- _What is expected_
Below are some records; give them all again exactly, but not the pictures.

- _Supplied data_
►

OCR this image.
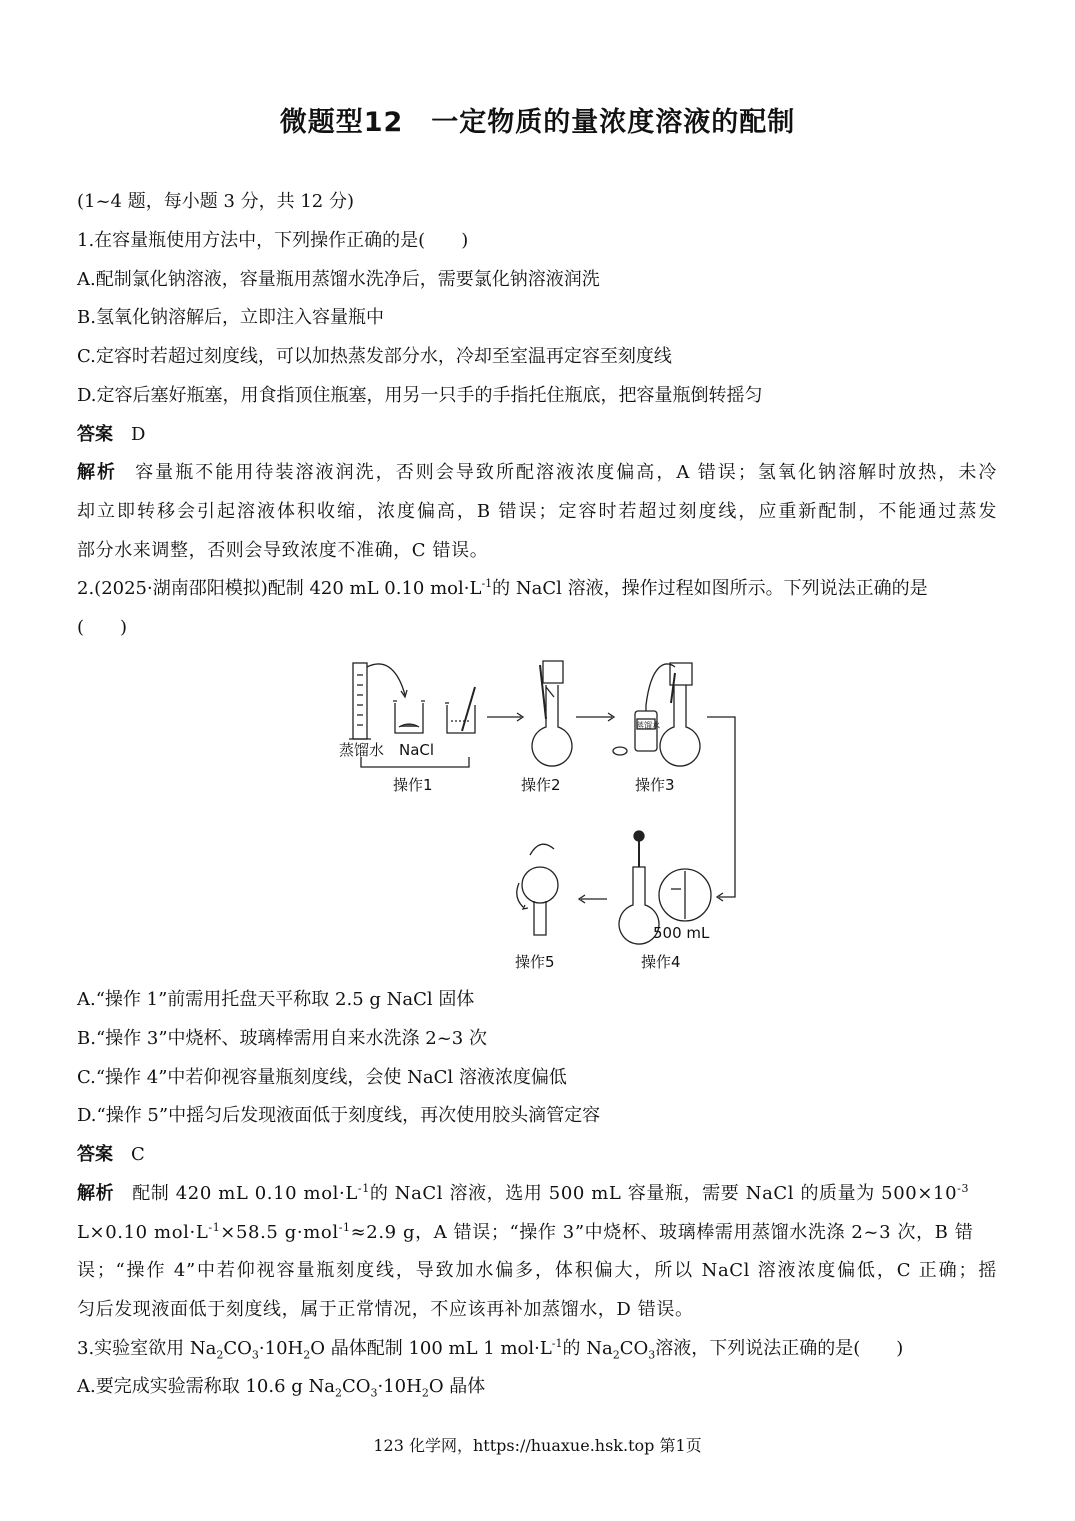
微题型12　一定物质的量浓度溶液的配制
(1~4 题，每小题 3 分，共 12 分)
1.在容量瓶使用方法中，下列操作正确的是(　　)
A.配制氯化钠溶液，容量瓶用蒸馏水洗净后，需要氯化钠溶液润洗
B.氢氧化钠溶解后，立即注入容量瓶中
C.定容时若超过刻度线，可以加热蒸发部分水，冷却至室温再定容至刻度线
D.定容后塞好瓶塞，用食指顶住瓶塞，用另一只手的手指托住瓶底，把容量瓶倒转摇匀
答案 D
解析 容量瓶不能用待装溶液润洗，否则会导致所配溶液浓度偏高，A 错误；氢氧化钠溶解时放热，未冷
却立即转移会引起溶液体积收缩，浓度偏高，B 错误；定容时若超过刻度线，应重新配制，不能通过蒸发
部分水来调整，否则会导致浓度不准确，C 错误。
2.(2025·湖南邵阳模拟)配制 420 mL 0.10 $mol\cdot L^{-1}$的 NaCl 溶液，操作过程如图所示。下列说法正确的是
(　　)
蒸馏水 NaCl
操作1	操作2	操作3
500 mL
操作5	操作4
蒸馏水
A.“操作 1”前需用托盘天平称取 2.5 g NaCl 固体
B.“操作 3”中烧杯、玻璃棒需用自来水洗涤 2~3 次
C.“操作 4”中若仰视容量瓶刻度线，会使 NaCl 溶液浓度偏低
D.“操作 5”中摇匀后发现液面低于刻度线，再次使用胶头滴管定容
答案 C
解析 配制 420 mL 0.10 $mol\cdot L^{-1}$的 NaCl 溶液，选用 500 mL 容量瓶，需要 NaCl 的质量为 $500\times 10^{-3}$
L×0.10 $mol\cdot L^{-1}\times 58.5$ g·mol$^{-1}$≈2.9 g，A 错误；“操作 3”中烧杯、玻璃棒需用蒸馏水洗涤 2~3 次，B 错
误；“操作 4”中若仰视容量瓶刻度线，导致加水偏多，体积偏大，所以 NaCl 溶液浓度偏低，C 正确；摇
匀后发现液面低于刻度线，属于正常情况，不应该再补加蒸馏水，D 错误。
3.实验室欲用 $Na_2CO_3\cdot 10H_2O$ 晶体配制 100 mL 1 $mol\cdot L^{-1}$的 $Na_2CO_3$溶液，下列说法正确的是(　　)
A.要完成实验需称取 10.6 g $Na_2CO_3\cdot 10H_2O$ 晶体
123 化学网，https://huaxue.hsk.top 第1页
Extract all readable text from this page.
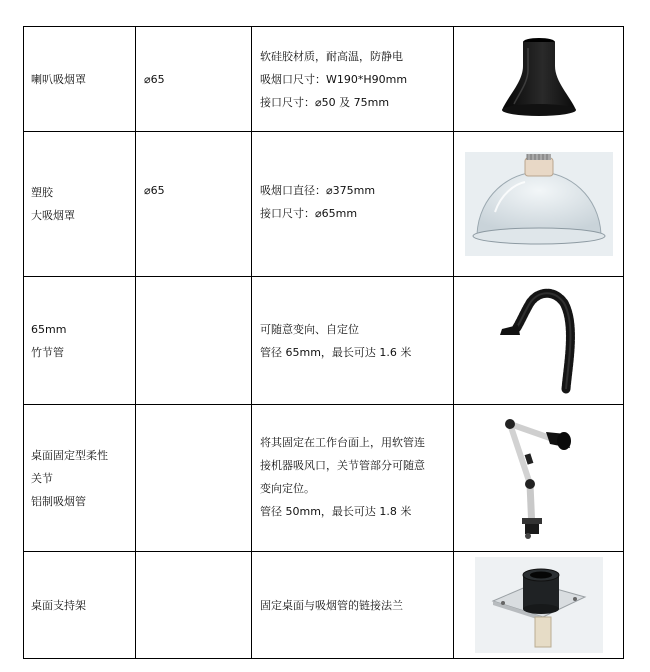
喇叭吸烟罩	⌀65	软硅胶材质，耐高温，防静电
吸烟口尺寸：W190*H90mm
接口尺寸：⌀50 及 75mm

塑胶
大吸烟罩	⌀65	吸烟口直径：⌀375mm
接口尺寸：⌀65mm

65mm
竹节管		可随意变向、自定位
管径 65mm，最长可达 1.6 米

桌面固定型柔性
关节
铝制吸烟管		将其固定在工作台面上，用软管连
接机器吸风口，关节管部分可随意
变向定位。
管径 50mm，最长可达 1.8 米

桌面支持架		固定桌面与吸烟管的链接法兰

◄

- _Solution for this problem_
OCR this image.
微题型12　一定物质的量浓度溶液的配制
(1~4 题，每小题 3 分，共 12 分)
1.在容量瓶使用方法中，下列操作正确的是(　　)
A.配制氯化钠溶液，容量瓶用蒸馏水洗净后，需要氯化钠溶液润洗
B.氢氧化钠溶解后，立即注入容量瓶中
C.定容时若超过刻度线，可以加热蒸发部分水，冷却至室温再定容至刻度线
D.定容后塞好瓶塞，用食指顶住瓶塞，用另一只手的手指托住瓶底，把容量瓶倒转摇匀
答案 D
解析 容量瓶不能用待装溶液润洗，否则会导致所配溶液浓度偏高，A 错误；氢氧化钠溶解时放热，未冷
却立即转移会引起溶液体积收缩，浓度偏高，B 错误；定容时若超过刻度线，应重新配制，不能通过蒸发
部分水来调整，否则会导致浓度不准确，C 错误。
2.(2025·湖南邵阳模拟)配制 420 mL 0.10 $mol\cdot L^{-1}$的 NaCl 溶液，操作过程如图所示。下列说法正确的是
(　　)
蒸馏水 NaCl
操作1	操作2	操作3
500 mL
操作5	操作4
蒸馏水
A.“操作 1”前需用托盘天平称取 2.5 g NaCl 固体
B.“操作 3”中烧杯、玻璃棒需用自来水洗涤 2~3 次
C.“操作 4”中若仰视容量瓶刻度线，会使 NaCl 溶液浓度偏低
D.“操作 5”中摇匀后发现液面低于刻度线，再次使用胶头滴管定容
答案 C
解析 配制 420 mL 0.10 $mol\cdot L^{-1}$的 NaCl 溶液，选用 500 mL 容量瓶，需要 NaCl 的质量为 $500\times 10^{-3}$
L×0.10 $mol\cdot L^{-1}\times 58.5$ g·mol$^{-1}$≈2.9 g，A 错误；“操作 3”中烧杯、玻璃棒需用蒸馏水洗涤 2~3 次，B 错
误；“操作 4”中若仰视容量瓶刻度线，导致加水偏多，体积偏大，所以 NaCl 溶液浓度偏低，C 正确；摇
匀后发现液面低于刻度线，属于正常情况，不应该再补加蒸馏水，D 错误。
3.实验室欲用 $Na_2CO_3\cdot 10H_2O$ 晶体配制 100 mL 1 $mol\cdot L^{-1}$的 $Na_2CO_3$溶液，下列说法正确的是(　　)
A.要完成实验需称取 10.6 g $Na_2CO_3\cdot 10H_2O$ 晶体
123 化学网，https://huaxue.hsk.top 第1页
Extract all readable text from this page.
喇叭吸烟罩	⌀65	软硅胶材质，耐高温，防静电
吸烟口尺寸：W190*H90mm
接口尺寸：⌀50 及 75mm

塑胶
大吸烟罩	⌀65	吸烟口直径：⌀375mm
接口尺寸：⌀65mm

65mm
竹节管		可随意变向、自定位
管径 65mm，最长可达 1.6 米

桌面固定型柔性
关节
铝制吸烟管		将其固定在工作台面上，用软管连
接机器吸风口，关节管部分可随意
变向定位。
管径 50mm，最长可达 1.8 米

桌面支持架		固定桌面与吸烟管的链接法兰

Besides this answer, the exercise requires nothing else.